* START Raw records *
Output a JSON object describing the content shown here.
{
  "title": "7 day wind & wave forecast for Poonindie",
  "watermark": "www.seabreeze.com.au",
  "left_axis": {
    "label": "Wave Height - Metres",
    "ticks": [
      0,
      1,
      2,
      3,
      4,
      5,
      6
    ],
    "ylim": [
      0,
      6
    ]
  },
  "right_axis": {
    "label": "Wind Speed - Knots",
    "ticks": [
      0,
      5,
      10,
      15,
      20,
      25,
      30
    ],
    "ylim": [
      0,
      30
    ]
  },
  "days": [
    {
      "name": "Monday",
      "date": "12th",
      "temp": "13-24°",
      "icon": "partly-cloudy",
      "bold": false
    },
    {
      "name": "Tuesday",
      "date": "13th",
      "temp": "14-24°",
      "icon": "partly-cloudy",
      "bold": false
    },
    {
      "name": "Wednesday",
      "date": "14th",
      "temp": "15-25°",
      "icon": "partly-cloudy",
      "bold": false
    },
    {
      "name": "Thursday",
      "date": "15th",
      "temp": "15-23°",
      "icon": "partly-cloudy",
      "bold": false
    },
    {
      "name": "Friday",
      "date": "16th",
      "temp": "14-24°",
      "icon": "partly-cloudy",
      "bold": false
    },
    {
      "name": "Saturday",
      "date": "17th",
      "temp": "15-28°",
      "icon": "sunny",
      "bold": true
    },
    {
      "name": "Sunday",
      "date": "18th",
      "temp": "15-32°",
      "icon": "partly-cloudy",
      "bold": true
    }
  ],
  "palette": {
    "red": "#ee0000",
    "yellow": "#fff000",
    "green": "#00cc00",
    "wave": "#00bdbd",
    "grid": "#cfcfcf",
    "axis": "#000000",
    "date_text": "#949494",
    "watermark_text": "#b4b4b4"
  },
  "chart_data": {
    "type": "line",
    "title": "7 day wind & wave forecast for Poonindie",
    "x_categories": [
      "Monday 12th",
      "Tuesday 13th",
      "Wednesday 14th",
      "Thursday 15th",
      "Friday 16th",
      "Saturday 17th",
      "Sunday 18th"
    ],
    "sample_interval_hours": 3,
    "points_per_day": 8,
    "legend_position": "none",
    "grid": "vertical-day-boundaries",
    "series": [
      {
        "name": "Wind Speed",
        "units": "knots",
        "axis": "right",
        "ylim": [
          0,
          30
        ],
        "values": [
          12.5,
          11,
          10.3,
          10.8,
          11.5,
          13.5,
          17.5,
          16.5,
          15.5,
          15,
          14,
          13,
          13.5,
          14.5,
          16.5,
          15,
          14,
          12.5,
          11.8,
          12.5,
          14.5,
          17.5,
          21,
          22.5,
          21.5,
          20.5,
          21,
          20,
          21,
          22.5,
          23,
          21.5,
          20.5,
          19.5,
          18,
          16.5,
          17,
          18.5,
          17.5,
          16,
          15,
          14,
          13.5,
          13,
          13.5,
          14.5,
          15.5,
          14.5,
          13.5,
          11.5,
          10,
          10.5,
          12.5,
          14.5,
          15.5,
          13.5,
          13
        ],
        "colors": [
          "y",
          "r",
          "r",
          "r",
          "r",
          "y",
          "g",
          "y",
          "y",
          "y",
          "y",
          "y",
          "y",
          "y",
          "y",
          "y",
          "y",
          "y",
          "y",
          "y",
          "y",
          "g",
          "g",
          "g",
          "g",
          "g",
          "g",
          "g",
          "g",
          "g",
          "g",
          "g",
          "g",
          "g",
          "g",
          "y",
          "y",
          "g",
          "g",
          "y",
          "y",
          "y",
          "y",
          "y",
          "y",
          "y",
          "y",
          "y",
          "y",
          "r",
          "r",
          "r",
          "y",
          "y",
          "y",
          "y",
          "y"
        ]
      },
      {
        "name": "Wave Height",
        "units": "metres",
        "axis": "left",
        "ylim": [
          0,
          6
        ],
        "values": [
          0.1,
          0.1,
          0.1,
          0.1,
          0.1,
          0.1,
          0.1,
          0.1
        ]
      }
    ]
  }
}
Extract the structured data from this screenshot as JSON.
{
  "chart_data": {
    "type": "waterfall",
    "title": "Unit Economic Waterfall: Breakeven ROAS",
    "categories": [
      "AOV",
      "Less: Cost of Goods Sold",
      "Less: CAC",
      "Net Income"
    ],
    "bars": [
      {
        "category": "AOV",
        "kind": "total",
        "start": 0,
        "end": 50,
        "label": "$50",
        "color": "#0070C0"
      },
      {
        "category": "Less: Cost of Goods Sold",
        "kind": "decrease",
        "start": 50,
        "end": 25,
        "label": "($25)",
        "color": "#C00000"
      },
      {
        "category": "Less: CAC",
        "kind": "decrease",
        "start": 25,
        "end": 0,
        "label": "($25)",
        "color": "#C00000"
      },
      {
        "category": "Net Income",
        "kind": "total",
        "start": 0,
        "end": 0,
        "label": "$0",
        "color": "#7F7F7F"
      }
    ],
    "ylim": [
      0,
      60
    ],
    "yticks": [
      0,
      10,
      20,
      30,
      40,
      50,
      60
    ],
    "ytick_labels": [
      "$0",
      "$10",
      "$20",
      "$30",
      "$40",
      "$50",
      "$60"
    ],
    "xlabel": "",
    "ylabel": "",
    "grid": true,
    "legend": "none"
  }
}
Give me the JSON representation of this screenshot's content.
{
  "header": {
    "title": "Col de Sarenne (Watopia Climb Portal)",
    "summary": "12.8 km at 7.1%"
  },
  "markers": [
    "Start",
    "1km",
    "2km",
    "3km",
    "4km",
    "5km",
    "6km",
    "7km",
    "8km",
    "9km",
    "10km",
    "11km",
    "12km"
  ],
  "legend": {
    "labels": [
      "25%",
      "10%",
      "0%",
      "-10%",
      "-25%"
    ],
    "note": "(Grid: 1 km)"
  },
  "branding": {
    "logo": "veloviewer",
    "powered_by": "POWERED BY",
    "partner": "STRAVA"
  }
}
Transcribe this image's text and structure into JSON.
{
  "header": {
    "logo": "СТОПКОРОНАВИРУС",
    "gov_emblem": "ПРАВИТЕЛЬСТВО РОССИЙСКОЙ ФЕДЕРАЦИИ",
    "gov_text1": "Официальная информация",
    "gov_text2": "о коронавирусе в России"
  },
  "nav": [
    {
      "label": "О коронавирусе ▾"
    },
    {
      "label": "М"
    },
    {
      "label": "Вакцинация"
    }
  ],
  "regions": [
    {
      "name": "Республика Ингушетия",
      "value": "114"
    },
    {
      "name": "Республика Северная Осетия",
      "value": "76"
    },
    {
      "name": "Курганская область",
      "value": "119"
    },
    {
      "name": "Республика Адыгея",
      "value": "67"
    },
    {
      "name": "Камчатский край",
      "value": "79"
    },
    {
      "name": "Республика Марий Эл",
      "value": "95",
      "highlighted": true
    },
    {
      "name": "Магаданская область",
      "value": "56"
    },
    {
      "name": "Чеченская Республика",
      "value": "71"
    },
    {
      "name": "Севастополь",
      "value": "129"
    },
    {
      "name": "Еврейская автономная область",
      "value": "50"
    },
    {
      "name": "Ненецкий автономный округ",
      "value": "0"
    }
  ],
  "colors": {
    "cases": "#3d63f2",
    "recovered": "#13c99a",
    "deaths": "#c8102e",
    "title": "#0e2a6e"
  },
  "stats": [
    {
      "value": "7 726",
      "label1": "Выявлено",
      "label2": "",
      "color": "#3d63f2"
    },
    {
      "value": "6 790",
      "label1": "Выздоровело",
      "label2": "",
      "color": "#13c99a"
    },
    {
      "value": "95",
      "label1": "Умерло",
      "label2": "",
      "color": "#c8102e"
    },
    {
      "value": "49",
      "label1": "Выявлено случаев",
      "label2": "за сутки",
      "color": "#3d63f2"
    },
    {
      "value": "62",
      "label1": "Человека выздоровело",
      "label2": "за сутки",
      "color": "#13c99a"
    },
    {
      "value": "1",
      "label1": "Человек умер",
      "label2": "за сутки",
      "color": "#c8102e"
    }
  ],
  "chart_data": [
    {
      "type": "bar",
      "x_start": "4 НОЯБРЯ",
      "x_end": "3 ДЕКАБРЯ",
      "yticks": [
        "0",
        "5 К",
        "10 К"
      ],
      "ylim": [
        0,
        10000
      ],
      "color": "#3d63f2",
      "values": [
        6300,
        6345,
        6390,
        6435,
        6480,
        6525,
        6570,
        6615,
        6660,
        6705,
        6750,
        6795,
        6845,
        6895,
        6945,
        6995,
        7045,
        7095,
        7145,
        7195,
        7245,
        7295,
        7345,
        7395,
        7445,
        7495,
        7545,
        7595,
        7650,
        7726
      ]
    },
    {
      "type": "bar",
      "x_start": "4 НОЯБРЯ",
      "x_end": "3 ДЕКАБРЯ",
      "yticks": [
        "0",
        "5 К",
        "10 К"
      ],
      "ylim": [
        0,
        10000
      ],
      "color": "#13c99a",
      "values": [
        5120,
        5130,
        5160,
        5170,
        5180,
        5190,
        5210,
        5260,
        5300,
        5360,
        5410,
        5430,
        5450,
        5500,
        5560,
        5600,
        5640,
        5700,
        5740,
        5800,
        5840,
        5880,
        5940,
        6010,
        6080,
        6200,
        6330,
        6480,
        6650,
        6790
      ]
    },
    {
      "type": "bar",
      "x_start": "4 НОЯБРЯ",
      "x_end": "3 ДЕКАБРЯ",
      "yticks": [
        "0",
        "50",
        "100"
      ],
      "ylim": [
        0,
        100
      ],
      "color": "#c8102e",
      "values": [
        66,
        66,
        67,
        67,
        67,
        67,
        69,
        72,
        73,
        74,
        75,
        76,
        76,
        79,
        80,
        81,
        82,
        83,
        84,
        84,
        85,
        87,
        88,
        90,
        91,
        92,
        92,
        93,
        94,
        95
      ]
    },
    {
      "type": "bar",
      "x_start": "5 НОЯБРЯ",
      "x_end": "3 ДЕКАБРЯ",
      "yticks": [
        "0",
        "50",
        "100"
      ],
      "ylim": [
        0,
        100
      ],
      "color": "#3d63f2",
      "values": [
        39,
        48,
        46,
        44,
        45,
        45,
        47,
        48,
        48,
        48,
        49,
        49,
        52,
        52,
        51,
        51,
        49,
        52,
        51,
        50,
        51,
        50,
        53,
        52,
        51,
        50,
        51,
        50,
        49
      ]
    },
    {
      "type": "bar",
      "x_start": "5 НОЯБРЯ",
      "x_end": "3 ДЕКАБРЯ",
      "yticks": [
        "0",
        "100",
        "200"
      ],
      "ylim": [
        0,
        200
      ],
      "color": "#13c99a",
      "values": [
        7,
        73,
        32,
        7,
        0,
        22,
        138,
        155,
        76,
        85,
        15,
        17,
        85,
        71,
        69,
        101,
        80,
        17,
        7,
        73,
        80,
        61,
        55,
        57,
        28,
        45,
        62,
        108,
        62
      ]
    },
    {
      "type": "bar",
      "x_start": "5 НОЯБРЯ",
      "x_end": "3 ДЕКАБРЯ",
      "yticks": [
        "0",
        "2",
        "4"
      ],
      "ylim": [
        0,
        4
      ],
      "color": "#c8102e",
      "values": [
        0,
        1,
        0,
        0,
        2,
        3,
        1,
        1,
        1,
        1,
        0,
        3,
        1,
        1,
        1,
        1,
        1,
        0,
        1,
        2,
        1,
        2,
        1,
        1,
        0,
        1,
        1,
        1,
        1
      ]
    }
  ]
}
* END Raw records *
Your objective: Copy out every line where the word "content" occurs.

Reply:
Output a JSON object describing the content shown here.
Give me the JSON representation of this screenshot's content.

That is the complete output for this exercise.